== What is needed ==
Scan the following material for the string "gogetter" and copy each line in which it appears.

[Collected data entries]
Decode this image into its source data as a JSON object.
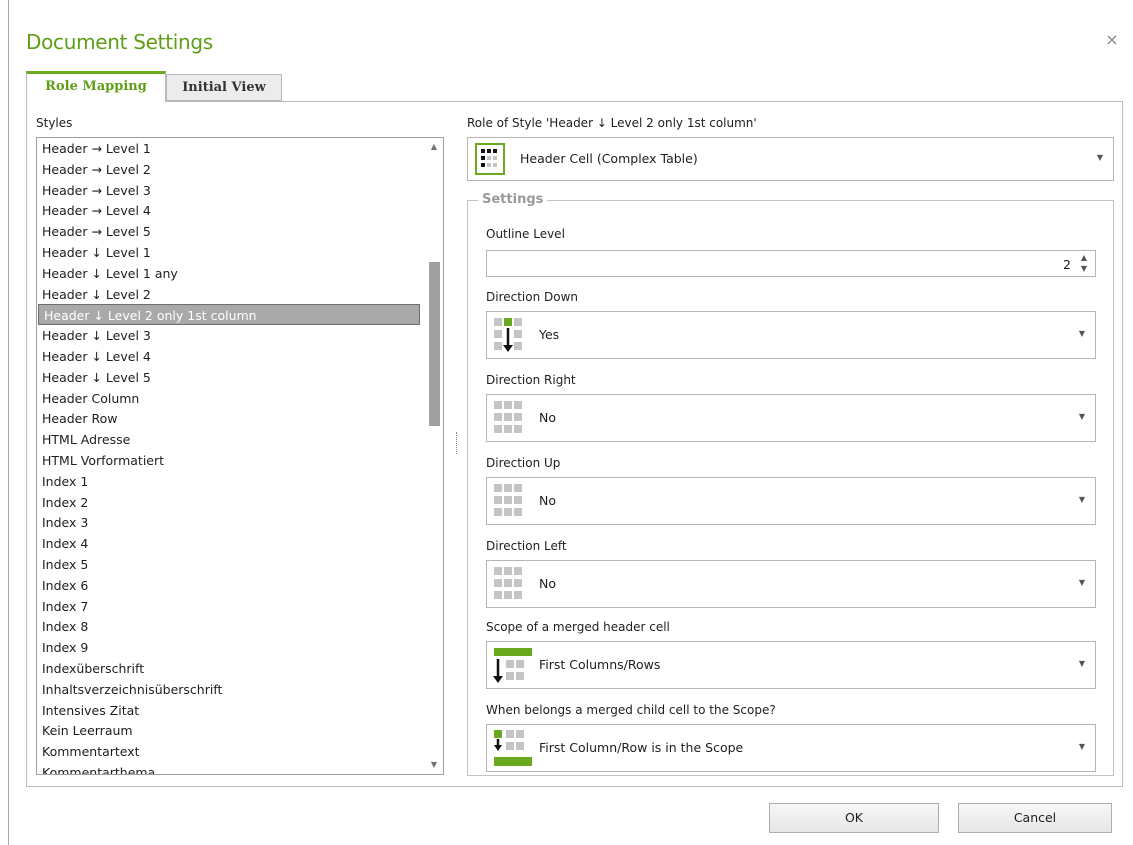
{
  "dialog": {
    "title": "Document Settings",
    "close": "×"
  },
  "tabs": [
    {
      "label": "Role Mapping"
    },
    {
      "label": "Initial View"
    }
  ],
  "styles": {
    "label": "Styles",
    "items": [
      "Header → Level 1",
      "Header → Level 2",
      "Header → Level 3",
      "Header → Level 4",
      "Header → Level 5",
      "Header ↓ Level 1",
      "Header ↓ Level 1 any",
      "Header ↓ Level 2",
      "Header ↓ Level 2 only 1st column",
      "Header ↓ Level 3",
      "Header ↓ Level 4",
      "Header ↓ Level 5",
      "Header Column",
      "Header Row",
      "HTML Adresse",
      "HTML Vorformatiert",
      "Index 1",
      "Index 2",
      "Index 3",
      "Index 4",
      "Index 5",
      "Index 6",
      "Index 7",
      "Index 8",
      "Index 9",
      "Indexüberschrift",
      "Inhaltsverzeichnisüberschrift",
      "Intensives Zitat",
      "Kein Leerraum",
      "Kommentartext",
      "Kommentarthema"
    ],
    "selected_index": 8
  },
  "role": {
    "label": "Role of Style 'Header ↓ Level 2 only 1st column'",
    "value": "Header Cell (Complex Table)"
  },
  "settings": {
    "legend": "Settings",
    "outline_level": {
      "label": "Outline Level",
      "value": "2"
    },
    "direction_down": {
      "label": "Direction Down",
      "value": "Yes"
    },
    "direction_right": {
      "label": "Direction Right",
      "value": "No"
    },
    "direction_up": {
      "label": "Direction Up",
      "value": "No"
    },
    "direction_left": {
      "label": "Direction Left",
      "value": "No"
    },
    "scope": {
      "label": "Scope of a merged header cell",
      "value": "First Columns/Rows"
    },
    "child_scope": {
      "label": "When belongs a merged child cell to the Scope?",
      "value": "First Column/Row is in the Scope"
    }
  },
  "buttons": {
    "ok": "OK",
    "cancel": "Cancel"
  },
  "colors": {
    "accent": "#5f9e17",
    "icon_green": "#6aa820",
    "icon_gray": "#c4c4c4",
    "selection": "#a9a9a9"
  }
}
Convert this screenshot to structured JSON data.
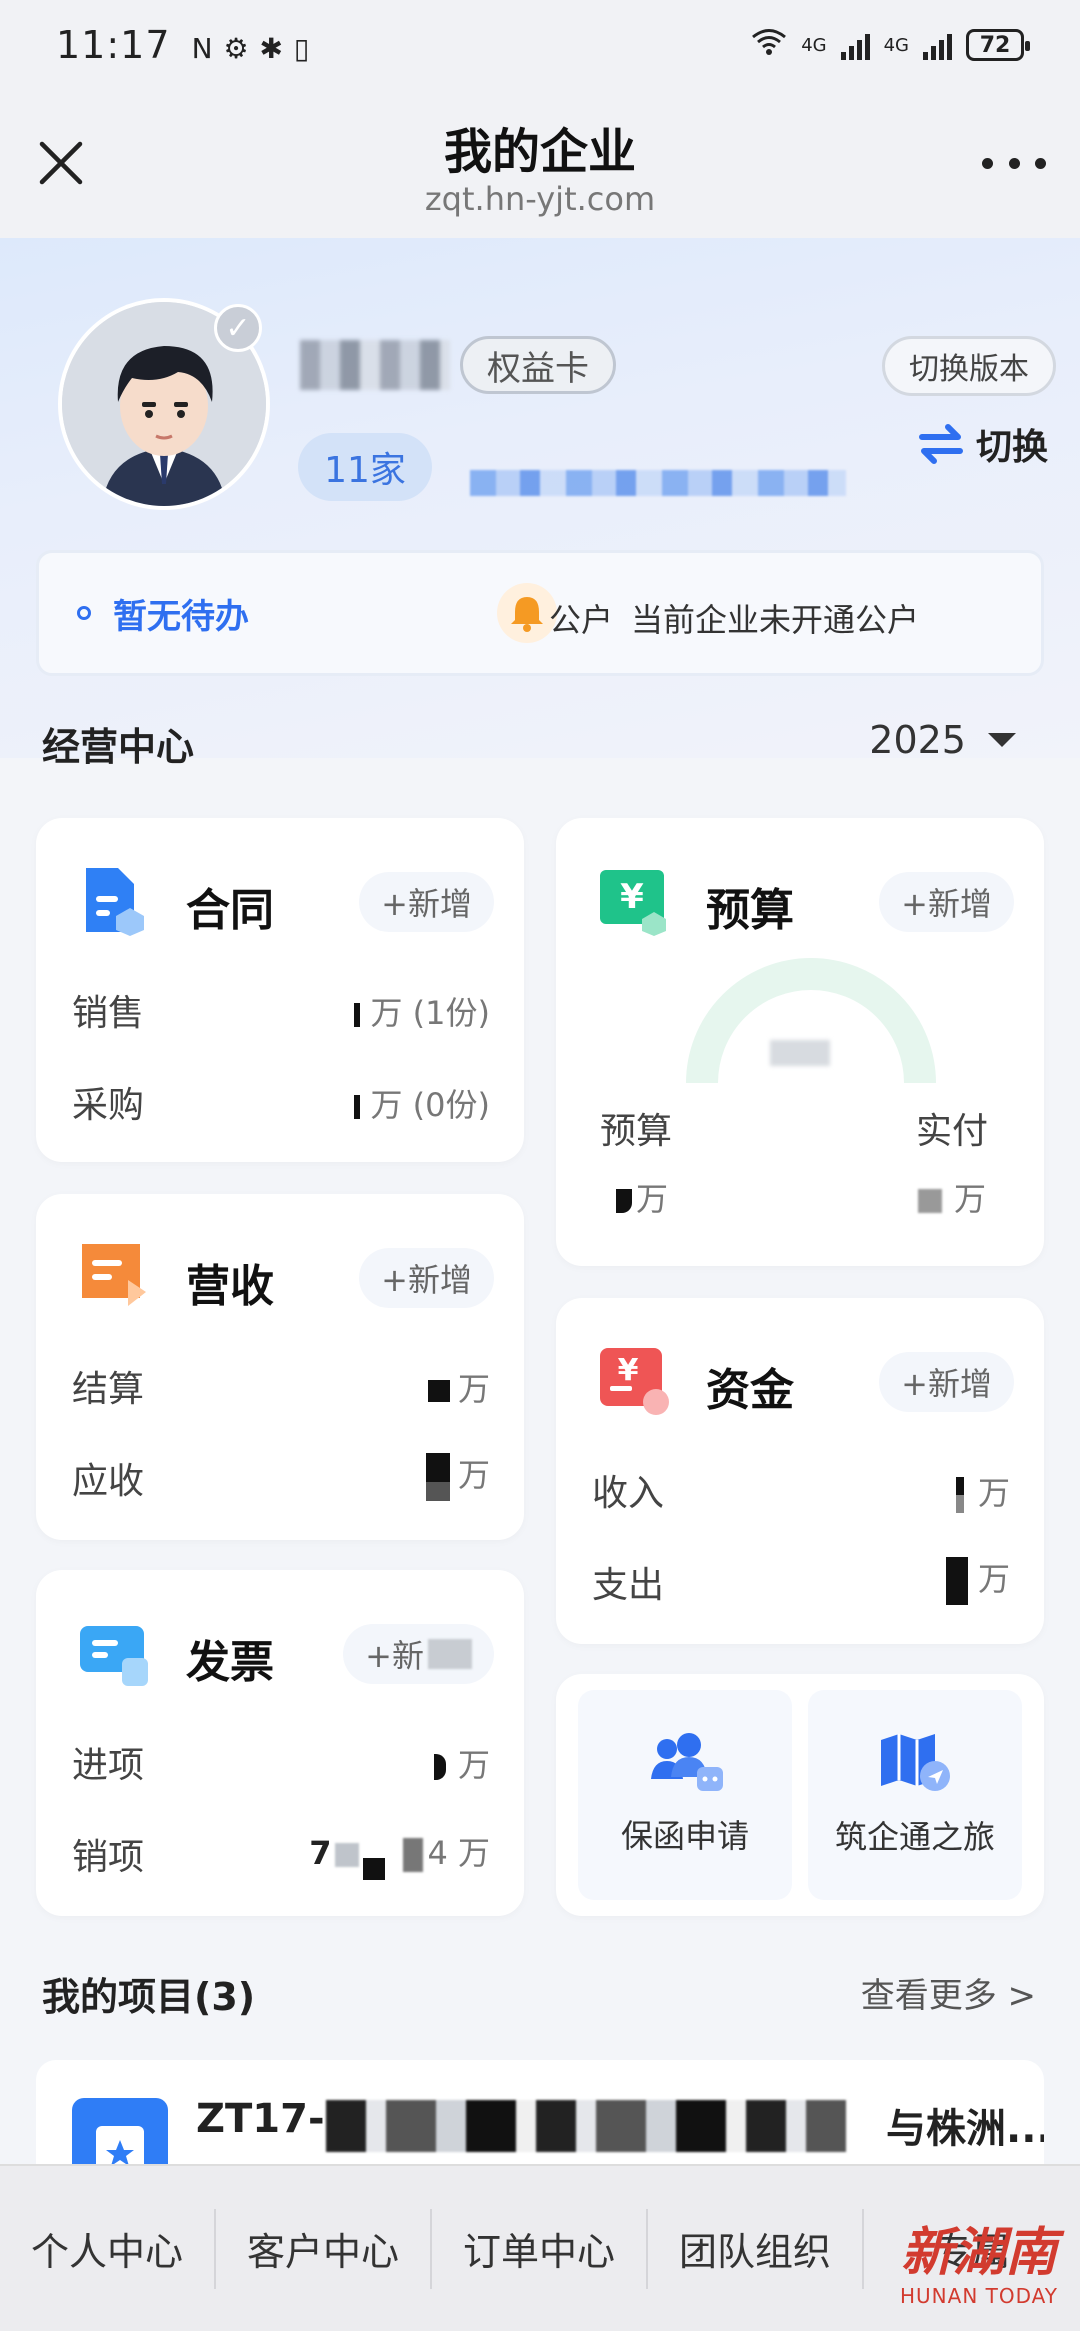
{
  "status_bar": {
    "time": "11:17",
    "network_labels": [
      "4G",
      "4G"
    ],
    "battery": "72"
  },
  "nav": {
    "title": "我的企业",
    "url": "zqt.hn-yjt.com"
  },
  "profile": {
    "name": "",
    "rights_card_label": "权益卡",
    "switch_version_label": "切换版本",
    "company_count": "11家",
    "switch_label": "切换"
  },
  "todo": {
    "text": "暂无待办",
    "notice_prefix": "公户",
    "notice": "当前企业未开通公户"
  },
  "business_center": {
    "title": "经营中心",
    "year": "2025"
  },
  "cards": {
    "contract": {
      "title": "合同",
      "add_label": "+新增",
      "rows": [
        {
          "label": "销售",
          "value": "万 (1份)"
        },
        {
          "label": "采购",
          "value": "万 (0份)"
        }
      ]
    },
    "budget": {
      "title": "预算",
      "add_label": "+新增",
      "left_label": "预算",
      "right_label": "实付",
      "left_unit": "万",
      "right_unit": "万"
    },
    "revenue": {
      "title": "营收",
      "add_label": "+新增",
      "rows": [
        {
          "label": "结算",
          "value": "万"
        },
        {
          "label": "应收",
          "value": "万"
        }
      ]
    },
    "funds": {
      "title": "资金",
      "add_label": "+新增",
      "rows": [
        {
          "label": "收入",
          "value": "万"
        },
        {
          "label": "支出",
          "value": "万"
        }
      ]
    },
    "invoice": {
      "title": "发票",
      "add_label": "+新",
      "rows": [
        {
          "label": "进项",
          "value": "万"
        },
        {
          "label": "销项",
          "value": "4 万"
        }
      ],
      "sale_prefix": "7"
    }
  },
  "entries": [
    {
      "label": "保函申请",
      "icon": "people-icon"
    },
    {
      "label": "筑企通之旅",
      "icon": "map-icon"
    }
  ],
  "projects": {
    "title": "我的项目(3)",
    "see_more": "查看更多 >",
    "first_name_start": "ZT17-",
    "first_name_end": "与株洲..."
  },
  "tabs": [
    "个人中心",
    "客户中心",
    "订单中心",
    "团队组织",
    "专属"
  ],
  "watermark": {
    "cn": "新湖南",
    "en": "HUNAN TODAY"
  },
  "colors": {
    "primary_blue": "#2f6ff0",
    "contract_blue": "#2f80f5",
    "budget_green": "#1fc38a",
    "revenue_orange": "#f58a3a",
    "funds_red": "#ef5555",
    "invoice_cyan": "#3aa7f5",
    "watermark_red": "#d23b2f"
  }
}
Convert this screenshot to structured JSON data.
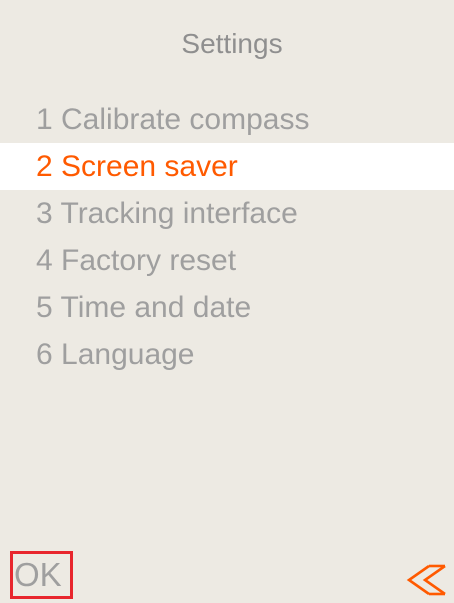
{
  "screen": {
    "title": "Settings"
  },
  "menu": {
    "items": [
      {
        "label": "1 Calibrate compass",
        "selected": false
      },
      {
        "label": "2 Screen saver",
        "selected": true
      },
      {
        "label": "3 Tracking interface",
        "selected": false
      },
      {
        "label": "4 Factory reset",
        "selected": false
      },
      {
        "label": "5 Time and date",
        "selected": false
      },
      {
        "label": "6 Language",
        "selected": false
      }
    ]
  },
  "footer": {
    "ok_label": "OK",
    "back_icon": "double-chevron-left-icon"
  },
  "colors": {
    "background": "#edeae3",
    "text": "#9f9f9f",
    "accent": "#ff5a00",
    "ok_border": "#e8262d"
  }
}
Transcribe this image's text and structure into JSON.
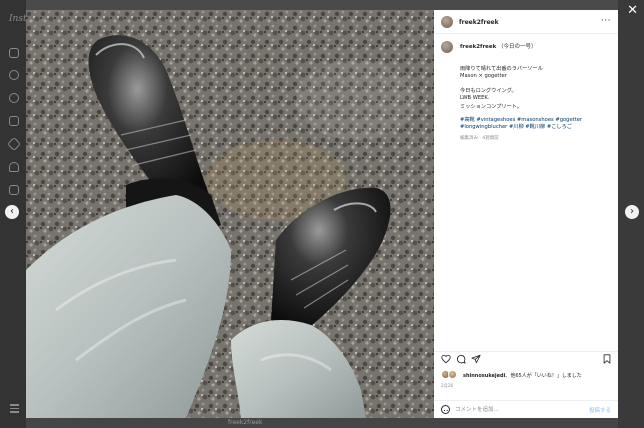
{
  "background": {
    "logo_text": "Inst",
    "caption_text": "freek2freek"
  },
  "modal": {
    "close_icon": "close-icon",
    "prev_icon": "chevron-left-icon",
    "next_icon": "chevron-right-icon"
  },
  "post": {
    "username": "freek2freek",
    "more_icon": "···",
    "caption": {
      "username": "freek2freek",
      "title": "（今日の一号）",
      "lines": [
        "雨降りて晴れて出番のラバーソール",
        "Mason × gogetter",
        "今日もロングウイング。",
        "LWB WEEK.",
        "ミッションコンプリート。"
      ],
      "hashtags": "#高靴 #vintageshoes #masonshoes #gogetter #longwingblucher #川柳 #靴川柳 #こしろご",
      "meta": "編集済み · 4週間前"
    },
    "likes": {
      "user": "shinnosukejedi",
      "text": "、他65人が「いいね！」しました"
    },
    "date": "2月26",
    "comment": {
      "placeholder": "コメントを追加...",
      "post_label": "投稿する"
    }
  },
  "colors": {
    "link": "#00376b",
    "post_button": "#86c3f7",
    "muted": "#8e8e8e"
  }
}
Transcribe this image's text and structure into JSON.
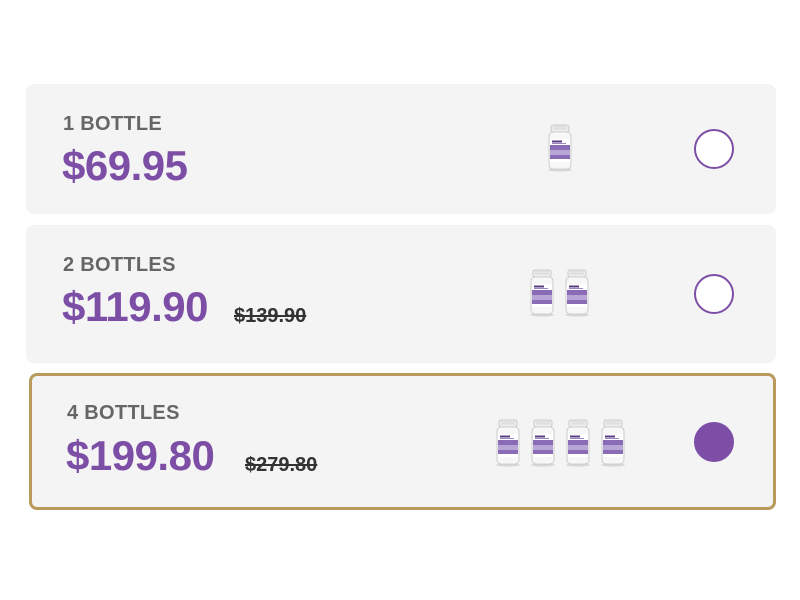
{
  "options": [
    {
      "quantity_label": "1 BOTTLE",
      "price": "$69.95",
      "original_price": "",
      "bottle_count": 1,
      "selected": false
    },
    {
      "quantity_label": "2 BOTTLES",
      "price": "$119.90",
      "original_price": "$139.90",
      "bottle_count": 2,
      "selected": false
    },
    {
      "quantity_label": "4 BOTTLES",
      "price": "$199.80",
      "original_price": "$279.80",
      "bottle_count": 4,
      "selected": true
    }
  ],
  "colors": {
    "accent": "#7d4ea5",
    "selected_border": "#b89a5c",
    "card_background": "#f4f4f4"
  },
  "icons": {
    "product": "supplement-bottle-icon",
    "radio_unchecked": "radio-unchecked",
    "radio_checked": "radio-checked"
  }
}
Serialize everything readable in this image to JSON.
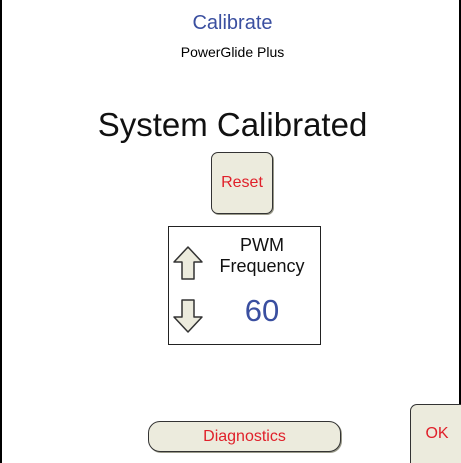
{
  "header": {
    "title": "Calibrate",
    "subtitle": "PowerGlide Plus"
  },
  "status": {
    "text": "System Calibrated"
  },
  "reset_button": {
    "label": "Reset"
  },
  "pwm": {
    "label_line1": "PWM",
    "label_line2": "Frequency",
    "value": "60",
    "up_icon": "arrow-up-icon",
    "down_icon": "arrow-down-icon"
  },
  "footer": {
    "diagnostics_label": "Diagnostics",
    "ok_label": "OK"
  },
  "colors": {
    "title": "#3a4fa0",
    "button_text": "#e0202a",
    "button_bg": "#ecebdd",
    "value": "#3a4fa0"
  }
}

== Solution to this exercise ==
        "Mason × gogetter",
      "hashtags": "#高靴 #vintageshoes #masonshoes #gogetter #longwingblucher #川柳 #靴川柳 #こしろご",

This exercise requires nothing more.